--- Begin ---

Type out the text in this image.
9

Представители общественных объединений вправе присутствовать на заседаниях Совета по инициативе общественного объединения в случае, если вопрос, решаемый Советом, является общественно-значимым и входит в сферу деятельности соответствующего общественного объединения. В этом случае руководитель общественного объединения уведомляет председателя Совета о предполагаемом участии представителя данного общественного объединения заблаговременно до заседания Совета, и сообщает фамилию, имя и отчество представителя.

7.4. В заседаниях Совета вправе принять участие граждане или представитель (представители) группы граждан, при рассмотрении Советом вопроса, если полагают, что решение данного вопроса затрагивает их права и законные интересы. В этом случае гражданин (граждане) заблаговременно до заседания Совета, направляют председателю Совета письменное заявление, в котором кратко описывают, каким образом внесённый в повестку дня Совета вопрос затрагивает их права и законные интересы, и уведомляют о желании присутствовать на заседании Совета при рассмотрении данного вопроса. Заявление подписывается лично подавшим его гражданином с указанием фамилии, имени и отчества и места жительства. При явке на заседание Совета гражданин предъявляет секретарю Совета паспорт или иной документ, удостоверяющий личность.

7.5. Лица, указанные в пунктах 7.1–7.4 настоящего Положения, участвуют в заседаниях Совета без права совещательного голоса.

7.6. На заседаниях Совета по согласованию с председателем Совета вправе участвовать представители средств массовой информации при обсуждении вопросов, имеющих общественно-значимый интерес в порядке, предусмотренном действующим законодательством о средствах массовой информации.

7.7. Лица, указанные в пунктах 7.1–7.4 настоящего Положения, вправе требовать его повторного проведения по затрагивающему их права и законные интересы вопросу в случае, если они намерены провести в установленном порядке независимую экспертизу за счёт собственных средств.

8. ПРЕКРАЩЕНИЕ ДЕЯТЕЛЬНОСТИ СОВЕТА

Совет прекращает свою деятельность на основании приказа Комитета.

--- End ---

*Aim*.
Exactly reproduce the material above.

*Correct response*.
Type out the text in this image.
9

Представители общественных объединений вправе присутствовать на заседаниях Совета по инициативе общественного объединения в случае, если вопрос, решаемый Советом, является общественно-значимым и входит в сферу деятельности соответствующего общественного объединения. В этом случае руководитель общественного объединения уведомляет председателя Совета о предполагаемом участии представителя данного общественного объединения заблаговременно до заседания Совета, и сообщает фамилию, имя и отчество представителя.

7.4. В заседаниях Совета вправе принять участие граждане или представитель (представители) группы граждан, при рассмотрении Советом вопроса, если полагают, что решение данного вопроса затрагивает их права и законные интересы. В этом случае гражданин (граждане) заблаговременно до заседания Совета, направляют председателю Совета письменное заявление, в котором кратко описывают, каким образом внесённый в повестку дня Совета вопрос затрагивает их права и законные интересы, и уведомляют о желании присутствовать на заседании Совета при рассмотрении данного вопроса. Заявление подписывается лично подавшим его гражданином с указанием фамилии, имени и отчества и места жительства. При явке на заседание Совета гражданин предъявляет секретарю Совета паспорт или иной документ, удостоверяющий личность.

7.5. Лица, указанные в пунктах 7.1–7.4 настоящего Положения, участвуют в заседаниях Совета без права совещательного голоса.

7.6. На заседаниях Совета по согласованию с председателем Совета вправе участвовать представители средств массовой информации при обсуждении вопросов, имеющих общественно-значимый интерес в порядке, предусмотренном действующим законодательством о средствах массовой информации.

7.7. Лица, указанные в пунктах 7.1–7.4 настоящего Положения, вправе требовать его повторного проведения по затрагивающему их права и законные интересы вопросу в случае, если они намерены провести в установленном порядке независимую экспертизу за счёт собственных средств.

8. ПРЕКРАЩЕНИЕ ДЕЯТЕЛЬНОСТИ СОВЕТА

Совет прекращает свою деятельность на основании приказа Комитета.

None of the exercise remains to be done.